_EXERCISE DIRECTIONS:_
Extract all of the entries and give them again, word for word.

►

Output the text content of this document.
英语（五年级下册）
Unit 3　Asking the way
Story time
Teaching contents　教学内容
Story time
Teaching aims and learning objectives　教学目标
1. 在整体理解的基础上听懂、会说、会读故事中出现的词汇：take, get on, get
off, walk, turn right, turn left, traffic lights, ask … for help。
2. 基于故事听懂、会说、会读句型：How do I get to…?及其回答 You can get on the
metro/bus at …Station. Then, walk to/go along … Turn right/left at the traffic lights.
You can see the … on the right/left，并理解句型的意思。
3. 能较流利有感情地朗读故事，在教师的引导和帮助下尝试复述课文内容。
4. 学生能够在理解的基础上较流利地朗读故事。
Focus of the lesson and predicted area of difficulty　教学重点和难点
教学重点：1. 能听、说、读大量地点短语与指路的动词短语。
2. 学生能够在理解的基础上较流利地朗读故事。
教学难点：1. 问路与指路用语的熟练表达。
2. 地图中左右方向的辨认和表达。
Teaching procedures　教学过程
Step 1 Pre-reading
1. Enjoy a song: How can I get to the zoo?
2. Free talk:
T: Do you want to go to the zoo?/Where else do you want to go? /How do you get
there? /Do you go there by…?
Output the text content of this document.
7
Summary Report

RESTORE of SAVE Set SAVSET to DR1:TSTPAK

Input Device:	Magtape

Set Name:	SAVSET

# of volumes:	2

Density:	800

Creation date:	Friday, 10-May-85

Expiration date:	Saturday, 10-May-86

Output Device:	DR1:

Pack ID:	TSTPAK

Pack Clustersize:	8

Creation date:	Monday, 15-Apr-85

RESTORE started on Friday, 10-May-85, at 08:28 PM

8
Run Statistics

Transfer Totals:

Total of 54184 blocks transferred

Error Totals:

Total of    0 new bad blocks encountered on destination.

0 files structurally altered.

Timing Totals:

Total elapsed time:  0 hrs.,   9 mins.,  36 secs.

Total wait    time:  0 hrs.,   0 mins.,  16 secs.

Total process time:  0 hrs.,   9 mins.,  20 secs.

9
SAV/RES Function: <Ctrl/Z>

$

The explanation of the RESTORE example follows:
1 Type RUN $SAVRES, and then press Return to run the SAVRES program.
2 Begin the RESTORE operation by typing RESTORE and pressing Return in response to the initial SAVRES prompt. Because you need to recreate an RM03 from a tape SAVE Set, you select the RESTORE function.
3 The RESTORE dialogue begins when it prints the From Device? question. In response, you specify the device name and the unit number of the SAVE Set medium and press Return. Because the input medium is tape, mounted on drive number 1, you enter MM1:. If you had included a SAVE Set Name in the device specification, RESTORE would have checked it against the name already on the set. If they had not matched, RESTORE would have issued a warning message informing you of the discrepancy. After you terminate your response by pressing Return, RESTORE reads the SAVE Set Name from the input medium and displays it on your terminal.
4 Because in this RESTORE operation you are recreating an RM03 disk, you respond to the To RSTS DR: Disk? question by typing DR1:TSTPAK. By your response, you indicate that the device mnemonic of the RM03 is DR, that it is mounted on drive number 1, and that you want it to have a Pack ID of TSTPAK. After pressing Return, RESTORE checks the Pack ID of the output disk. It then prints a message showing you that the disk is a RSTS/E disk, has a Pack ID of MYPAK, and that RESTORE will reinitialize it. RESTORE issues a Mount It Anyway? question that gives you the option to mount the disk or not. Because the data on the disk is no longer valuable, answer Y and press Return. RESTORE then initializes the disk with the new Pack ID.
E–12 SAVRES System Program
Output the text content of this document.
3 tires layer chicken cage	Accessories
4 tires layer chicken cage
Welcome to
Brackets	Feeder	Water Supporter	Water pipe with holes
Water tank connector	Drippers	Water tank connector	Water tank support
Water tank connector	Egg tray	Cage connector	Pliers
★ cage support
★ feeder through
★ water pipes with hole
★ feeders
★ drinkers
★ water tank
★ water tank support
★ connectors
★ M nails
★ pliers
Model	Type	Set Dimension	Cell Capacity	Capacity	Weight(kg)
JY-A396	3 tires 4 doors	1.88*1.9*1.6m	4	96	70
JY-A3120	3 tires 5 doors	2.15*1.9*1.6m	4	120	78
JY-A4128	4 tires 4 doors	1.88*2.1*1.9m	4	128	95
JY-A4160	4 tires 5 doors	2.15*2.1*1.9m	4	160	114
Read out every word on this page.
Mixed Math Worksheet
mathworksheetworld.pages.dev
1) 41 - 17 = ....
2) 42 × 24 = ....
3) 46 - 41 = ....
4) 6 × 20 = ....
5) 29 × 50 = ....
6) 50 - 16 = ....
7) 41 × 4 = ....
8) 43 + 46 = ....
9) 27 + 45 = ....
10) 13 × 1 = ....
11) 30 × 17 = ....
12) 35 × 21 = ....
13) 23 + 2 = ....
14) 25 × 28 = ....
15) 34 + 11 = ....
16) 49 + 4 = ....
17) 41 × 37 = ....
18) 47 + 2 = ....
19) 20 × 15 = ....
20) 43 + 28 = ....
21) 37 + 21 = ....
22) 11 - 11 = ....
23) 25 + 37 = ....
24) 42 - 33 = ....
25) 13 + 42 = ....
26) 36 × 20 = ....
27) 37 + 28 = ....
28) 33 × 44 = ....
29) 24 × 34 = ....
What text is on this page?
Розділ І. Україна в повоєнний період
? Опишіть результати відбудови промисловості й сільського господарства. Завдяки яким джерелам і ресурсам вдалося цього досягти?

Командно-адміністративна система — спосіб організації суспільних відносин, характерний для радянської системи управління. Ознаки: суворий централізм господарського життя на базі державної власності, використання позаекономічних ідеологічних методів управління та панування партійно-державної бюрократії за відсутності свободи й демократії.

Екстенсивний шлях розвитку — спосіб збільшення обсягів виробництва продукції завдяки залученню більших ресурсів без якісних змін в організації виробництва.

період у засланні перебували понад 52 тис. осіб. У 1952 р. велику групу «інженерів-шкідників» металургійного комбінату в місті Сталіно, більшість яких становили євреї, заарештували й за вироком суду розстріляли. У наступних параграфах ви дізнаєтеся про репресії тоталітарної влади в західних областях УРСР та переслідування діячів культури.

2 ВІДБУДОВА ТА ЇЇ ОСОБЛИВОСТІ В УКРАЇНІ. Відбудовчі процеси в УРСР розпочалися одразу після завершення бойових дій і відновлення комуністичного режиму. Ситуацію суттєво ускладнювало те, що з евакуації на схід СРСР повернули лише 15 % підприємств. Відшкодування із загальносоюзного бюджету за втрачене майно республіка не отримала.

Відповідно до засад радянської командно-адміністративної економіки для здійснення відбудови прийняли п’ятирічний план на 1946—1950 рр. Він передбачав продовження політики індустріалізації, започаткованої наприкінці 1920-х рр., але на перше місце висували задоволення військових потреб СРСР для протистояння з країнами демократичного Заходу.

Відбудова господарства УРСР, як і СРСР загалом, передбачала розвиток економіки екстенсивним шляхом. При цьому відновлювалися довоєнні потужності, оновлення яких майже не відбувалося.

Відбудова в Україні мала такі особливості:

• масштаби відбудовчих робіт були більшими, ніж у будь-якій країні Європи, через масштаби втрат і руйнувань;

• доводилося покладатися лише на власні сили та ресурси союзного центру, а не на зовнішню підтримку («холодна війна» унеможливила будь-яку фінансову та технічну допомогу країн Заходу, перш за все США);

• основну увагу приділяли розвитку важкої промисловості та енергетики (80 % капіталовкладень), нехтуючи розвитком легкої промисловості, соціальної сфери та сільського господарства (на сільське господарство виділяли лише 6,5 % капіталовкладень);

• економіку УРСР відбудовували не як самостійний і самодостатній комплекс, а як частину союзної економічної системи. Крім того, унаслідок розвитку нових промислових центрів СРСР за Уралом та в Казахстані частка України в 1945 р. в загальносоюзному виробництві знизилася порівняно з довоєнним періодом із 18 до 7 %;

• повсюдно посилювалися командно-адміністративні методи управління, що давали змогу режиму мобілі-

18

◄

_EXERCISE ANSWER:_
Output the text content of this document.
英语（五年级下册）
Unit 3　Asking the way
Story time
Teaching contents　教学内容
Story time
Teaching aims and learning objectives　教学目标
1. 在整体理解的基础上听懂、会说、会读故事中出现的词汇：take, get on, get
off, walk, turn right, turn left, traffic lights, ask … for help。
2. 基于故事听懂、会说、会读句型：How do I get to…?及其回答 You can get on the
metro/bus at …Station. Then, walk to/go along … Turn right/left at the traffic lights.
You can see the … on the right/left，并理解句型的意思。
3. 能较流利有感情地朗读故事，在教师的引导和帮助下尝试复述课文内容。
4. 学生能够在理解的基础上较流利地朗读故事。
Focus of the lesson and predicted area of difficulty　教学重点和难点
教学重点：1. 能听、说、读大量地点短语与指路的动词短语。
2. 学生能够在理解的基础上较流利地朗读故事。
教学难点：1. 问路与指路用语的熟练表达。
2. 地图中左右方向的辨认和表达。
Teaching procedures　教学过程
Step 1 Pre-reading
1. Enjoy a song: How can I get to the zoo?
2. Free talk:
T: Do you want to go to the zoo?/Where else do you want to go? /How do you get
there? /Do you go there by…?
Output the text content of this document.
7
Summary Report

RESTORE of SAVE Set SAVSET to DR1:TSTPAK

Input Device:	Magtape

Set Name:	SAVSET

# of volumes:	2

Density:	800

Creation date:	Friday, 10-May-85

Expiration date:	Saturday, 10-May-86

Output Device:	DR1:

Pack ID:	TSTPAK

Pack Clustersize:	8

Creation date:	Monday, 15-Apr-85

RESTORE started on Friday, 10-May-85, at 08:28 PM

8
Run Statistics

Transfer Totals:

Total of 54184 blocks transferred

Error Totals:

Total of    0 new bad blocks encountered on destination.

0 files structurally altered.

Timing Totals:

Total elapsed time:  0 hrs.,   9 mins.,  36 secs.

Total wait    time:  0 hrs.,   0 mins.,  16 secs.

Total process time:  0 hrs.,   9 mins.,  20 secs.

9
SAV/RES Function: <Ctrl/Z>

$

The explanation of the RESTORE example follows:
1 Type RUN $SAVRES, and then press Return to run the SAVRES program.
2 Begin the RESTORE operation by typing RESTORE and pressing Return in response to the initial SAVRES prompt. Because you need to recreate an RM03 from a tape SAVE Set, you select the RESTORE function.
3 The RESTORE dialogue begins when it prints the From Device? question. In response, you specify the device name and the unit number of the SAVE Set medium and press Return. Because the input medium is tape, mounted on drive number 1, you enter MM1:. If you had included a SAVE Set Name in the device specification, RESTORE would have checked it against the name already on the set. If they had not matched, RESTORE would have issued a warning message informing you of the discrepancy. After you terminate your response by pressing Return, RESTORE reads the SAVE Set Name from the input medium and displays it on your terminal.
4 Because in this RESTORE operation you are recreating an RM03 disk, you respond to the To RSTS DR: Disk? question by typing DR1:TSTPAK. By your response, you indicate that the device mnemonic of the RM03 is DR, that it is mounted on drive number 1, and that you want it to have a Pack ID of TSTPAK. After pressing Return, RESTORE checks the Pack ID of the output disk. It then prints a message showing you that the disk is a RSTS/E disk, has a Pack ID of MYPAK, and that RESTORE will reinitialize it. RESTORE issues a Mount It Anyway? question that gives you the option to mount the disk or not. Because the data on the disk is no longer valuable, answer Y and press Return. RESTORE then initializes the disk with the new Pack ID.
E–12 SAVRES System Program
Output the text content of this document.
3 tires layer chicken cage	Accessories
4 tires layer chicken cage
Welcome to
Brackets	Feeder	Water Supporter	Water pipe with holes
Water tank connector	Drippers	Water tank connector	Water tank support
Water tank connector	Egg tray	Cage connector	Pliers
★ cage support
★ feeder through
★ water pipes with hole
★ feeders
★ drinkers
★ water tank
★ water tank support
★ connectors
★ M nails
★ pliers
Model	Type	Set Dimension	Cell Capacity	Capacity	Weight(kg)
JY-A396	3 tires 4 doors	1.88*1.9*1.6m	4	96	70
JY-A3120	3 tires 5 doors	2.15*1.9*1.6m	4	120	78
JY-A4128	4 tires 4 doors	1.88*2.1*1.9m	4	128	95
JY-A4160	4 tires 5 doors	2.15*2.1*1.9m	4	160	114
Read out every word on this page.
Mixed Math Worksheet
mathworksheetworld.pages.dev
1) 41 - 17 = ....
2) 42 × 24 = ....
3) 46 - 41 = ....
4) 6 × 20 = ....
5) 29 × 50 = ....
6) 50 - 16 = ....
7) 41 × 4 = ....
8) 43 + 46 = ....
9) 27 + 45 = ....
10) 13 × 1 = ....
11) 30 × 17 = ....
12) 35 × 21 = ....
13) 23 + 2 = ....
14) 25 × 28 = ....
15) 34 + 11 = ....
16) 49 + 4 = ....
17) 41 × 37 = ....
18) 47 + 2 = ....
19) 20 × 15 = ....
20) 43 + 28 = ....
21) 37 + 21 = ....
22) 11 - 11 = ....
23) 25 + 37 = ....
24) 42 - 33 = ....
25) 13 + 42 = ....
26) 36 × 20 = ....
27) 37 + 28 = ....
28) 33 × 44 = ....
29) 24 × 34 = ....
What text is on this page?
Розділ І. Україна в повоєнний період
? Опишіть результати відбудови промисловості й сільського господарства. Завдяки яким джерелам і ресурсам вдалося цього досягти?

Командно-адміністративна система — спосіб організації суспільних відносин, характерний для радянської системи управління. Ознаки: суворий централізм господарського життя на базі державної власності, використання позаекономічних ідеологічних методів управління та панування партійно-державної бюрократії за відсутності свободи й демократії.

Екстенсивний шлях розвитку — спосіб збільшення обсягів виробництва продукції завдяки залученню більших ресурсів без якісних змін в організації виробництва.

період у засланні перебували понад 52 тис. осіб. У 1952 р. велику групу «інженерів-шкідників» металургійного комбінату в місті Сталіно, більшість яких становили євреї, заарештували й за вироком суду розстріляли. У наступних параграфах ви дізнаєтеся про репресії тоталітарної влади в західних областях УРСР та переслідування діячів культури.

2 ВІДБУДОВА ТА ЇЇ ОСОБЛИВОСТІ В УКРАЇНІ. Відбудовчі процеси в УРСР розпочалися одразу після завершення бойових дій і відновлення комуністичного режиму. Ситуацію суттєво ускладнювало те, що з евакуації на схід СРСР повернули лише 15 % підприємств. Відшкодування із загальносоюзного бюджету за втрачене майно республіка не отримала.

Відповідно до засад радянської командно-адміністративної економіки для здійснення відбудови прийняли п’ятирічний план на 1946—1950 рр. Він передбачав продовження політики індустріалізації, започаткованої наприкінці 1920-х рр., але на перше місце висували задоволення військових потреб СРСР для протистояння з країнами демократичного Заходу.

Відбудова господарства УРСР, як і СРСР загалом, передбачала розвиток економіки екстенсивним шляхом. При цьому відновлювалися довоєнні потужності, оновлення яких майже не відбувалося.

Відбудова в Україні мала такі особливості:

• масштаби відбудовчих робіт були більшими, ніж у будь-якій країні Європи, через масштаби втрат і руйнувань;

• доводилося покладатися лише на власні сили та ресурси союзного центру, а не на зовнішню підтримку («холодна війна» унеможливила будь-яку фінансову та технічну допомогу країн Заходу, перш за все США);

• основну увагу приділяли розвитку важкої промисловості та енергетики (80 % капіталовкладень), нехтуючи розвитком легкої промисловості, соціальної сфери та сільського господарства (на сільське господарство виділяли лише 6,5 % капіталовкладень);

• економіку УРСР відбудовували не як самостійний і самодостатній комплекс, а як частину союзної економічної системи. Крім того, унаслідок розвитку нових промислових центрів СРСР за Уралом та в Казахстані частка України в 1945 р. в загальносоюзному виробництві знизилася порівняно з довоєнним періодом із 18 до 7 %;

• повсюдно посилювалися командно-адміністративні методи управління, що давали змогу режиму мобілі-

18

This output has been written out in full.